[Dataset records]
——————

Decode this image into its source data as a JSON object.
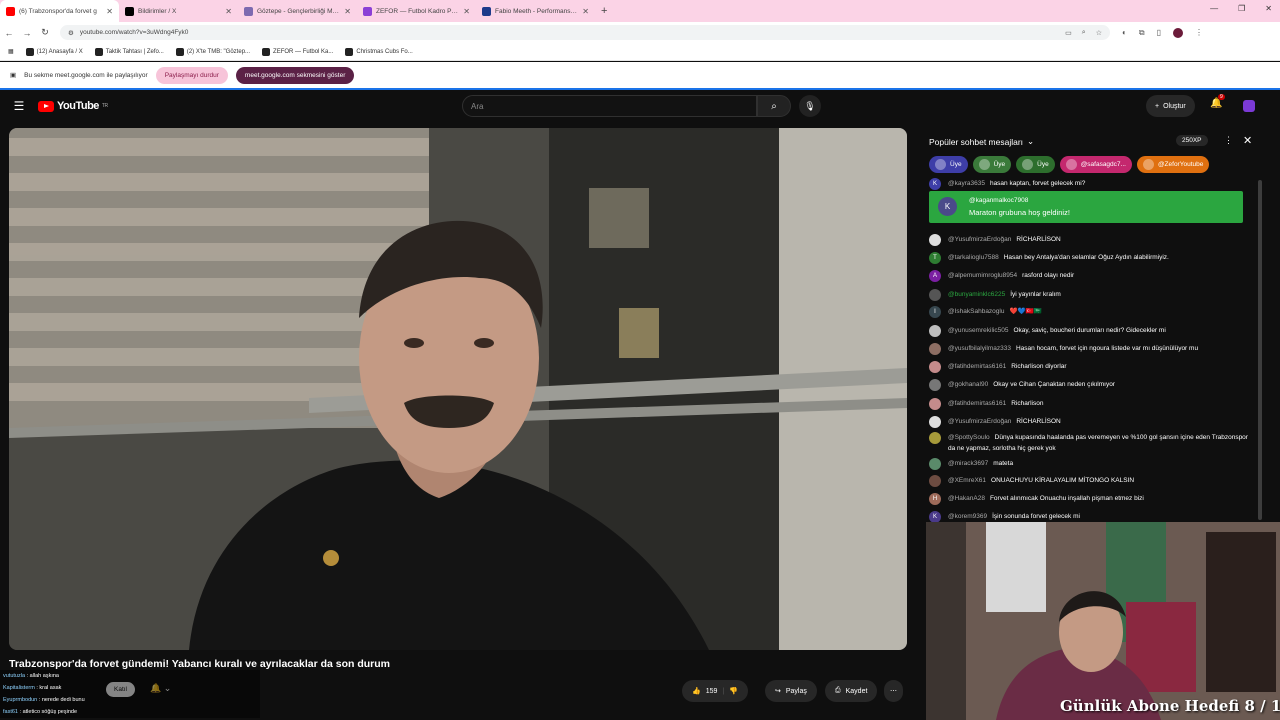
{
  "browser": {
    "tabs": [
      {
        "label": "(6) Trabzonspor'da forvet g",
        "favicon": "youtube-icon",
        "color": "#ff0000",
        "active": true
      },
      {
        "label": "Bildirimler / X",
        "favicon": "x-icon",
        "color": "#000000",
        "active": false
      },
      {
        "label": "Göztepe - Gençlerbirliği Maç Öz",
        "favicon": "flashscore-icon",
        "color": "#7d6ab0",
        "active": false
      },
      {
        "label": "ZEFOR — Futbol Kadro Planları",
        "favicon": "zefor-icon",
        "color": "#8b3fd6",
        "active": false
      },
      {
        "label": "Fabio Meeth - Performans bilgi",
        "favicon": "transfermarkt-icon",
        "color": "#1d3a8a",
        "active": false
      }
    ],
    "url": "youtube.com/watch?v=3uWdng4Fyk0",
    "bookmarks": [
      "(12) Anasayfa / X",
      "Taktik Tahtası | Zefo...",
      "(2) X'te TMB: \"Göztep...",
      "ZEFOR — Futbol Ka...",
      "Christmas Cubs Fo..."
    ],
    "share": {
      "text": "Bu sekme meet.google.com ile paylaşılıyor",
      "stop_label": "Paylaşmayı durdur",
      "show_label": "meet.google.com sekmesini göster"
    }
  },
  "youtube": {
    "logo_text": "YouTube",
    "country": "TR",
    "search_placeholder": "Ara",
    "create_label": "Oluştur",
    "notification_count": "9",
    "video": {
      "title": "Trabzonspor'da forvet gündemi! Yabancı kuralı ve ayrılacaklar da son durum",
      "join_label": "Katıl",
      "like_count": "159",
      "share_label": "Paylaş",
      "save_label": "Kaydet"
    },
    "overlay_chat": [
      {
        "user": "vututuzla",
        "text": "allah aşkına"
      },
      {
        "user": "Kapitalisterm",
        "text": "kral asak"
      },
      {
        "user": "Eyuprmbodun",
        "text": "nerede dedi bunu"
      },
      {
        "user": "fast61",
        "text": "atletico söğüş peşinde"
      }
    ],
    "chat": {
      "header": "Popüler sohbet mesajları",
      "xp": "250XP",
      "chips": [
        {
          "label": "Üye",
          "color": "#3e3ea8"
        },
        {
          "label": "Üye",
          "color": "#3a7a3a"
        },
        {
          "label": "Üye",
          "color": "#2d6e2d"
        },
        {
          "label": "@safasagdc7...",
          "color": "#c4286e"
        },
        {
          "label": "@ZeforYoutube",
          "color": "#e07010"
        }
      ],
      "top_partial": {
        "user": "@kayra3635",
        "text": "hasan kaptan, forvet gelecek mi?"
      },
      "highlight": {
        "initial": "K",
        "user": "@kaganmalkoc7908",
        "text": "Maraton grubuna hoş geldiniz!"
      },
      "messages": [
        {
          "user": "@YusufmirzaErdoğan",
          "text": "RİCHARLİSON",
          "avatar_color": "#dddddd",
          "initial": ""
        },
        {
          "user": "@tarkalioglu7588",
          "text": "Hasan bey Antalya'dan selamlar Oğuz Aydın alabilirmiyiz.",
          "avatar_color": "#2e7d32",
          "initial": "T"
        },
        {
          "user": "@alpemumimroglu8954",
          "text": "rasford olayı nedir",
          "avatar_color": "#7b1fa2",
          "initial": "A"
        },
        {
          "user": "@bunyaminklc6225",
          "text": "İyi yayınlar kralım",
          "avatar_color": "#555555",
          "initial": "",
          "green": true
        },
        {
          "user": "@IshakSahbazoglu",
          "text": "❤️💙🇹🇷🇸🇦",
          "avatar_color": "#37474f",
          "initial": "I"
        },
        {
          "user": "@yunusemrekilic505",
          "text": "Okay, saviç, boucheri durumları nedir? Gidecekler mi",
          "avatar_color": "#bdbdbd",
          "initial": ""
        },
        {
          "user": "@yusufbilalyilmaz333",
          "text": "Hasan hocam, forvet için ngoura listede var mı düşünülüyor mu",
          "avatar_color": "#8d6e63",
          "initial": ""
        },
        {
          "user": "@fatihdemirtas6161",
          "text": "Richarlison diyorlar",
          "avatar_color": "#c48b8b",
          "initial": ""
        },
        {
          "user": "@gokhanal90",
          "text": "Okay ve Cihan Çanaktan neden çıkılmıyor",
          "avatar_color": "#777777",
          "initial": ""
        },
        {
          "user": "@fatihdemirtas6161",
          "text": "Richarlison",
          "avatar_color": "#c48b8b",
          "initial": ""
        },
        {
          "user": "@YusufmirzaErdoğan",
          "text": "RİCHARLİSON",
          "avatar_color": "#dddddd",
          "initial": ""
        },
        {
          "user": "@SpottySoulo",
          "text": "Dünya kupasında haalanda pas veremeyen ve %100 gol şansın içine eden Trabzonspor da ne yapmaz, sorlotha hiç gerek yok",
          "avatar_color": "#a69a3a",
          "initial": ""
        },
        {
          "user": "@mirack3697",
          "text": "mateta",
          "avatar_color": "#5a8a6a",
          "initial": ""
        },
        {
          "user": "@XEmreX61",
          "text": "ONUACHUYU KİRALAYALIM MİTONGO KALSIN",
          "avatar_color": "#6d4c41",
          "initial": ""
        },
        {
          "user": "@HakanA28",
          "text": "Forvet alınmıcak Onuachu inşallah pişman etmez bizi",
          "avatar_color": "#9e6b5a",
          "initial": "H"
        },
        {
          "user": "@korem9369",
          "text": "İşin sonunda forvet gelecek mi",
          "avatar_color": "#4a3a8a",
          "initial": "K"
        }
      ]
    }
  },
  "webcam": {
    "goal_text": "Günlük Abone Hedefi 8 / 15"
  }
}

——————

Exercise goal: Say the number of lines in the listing that hold "Trabzonspor", with no added words.

Answer: 3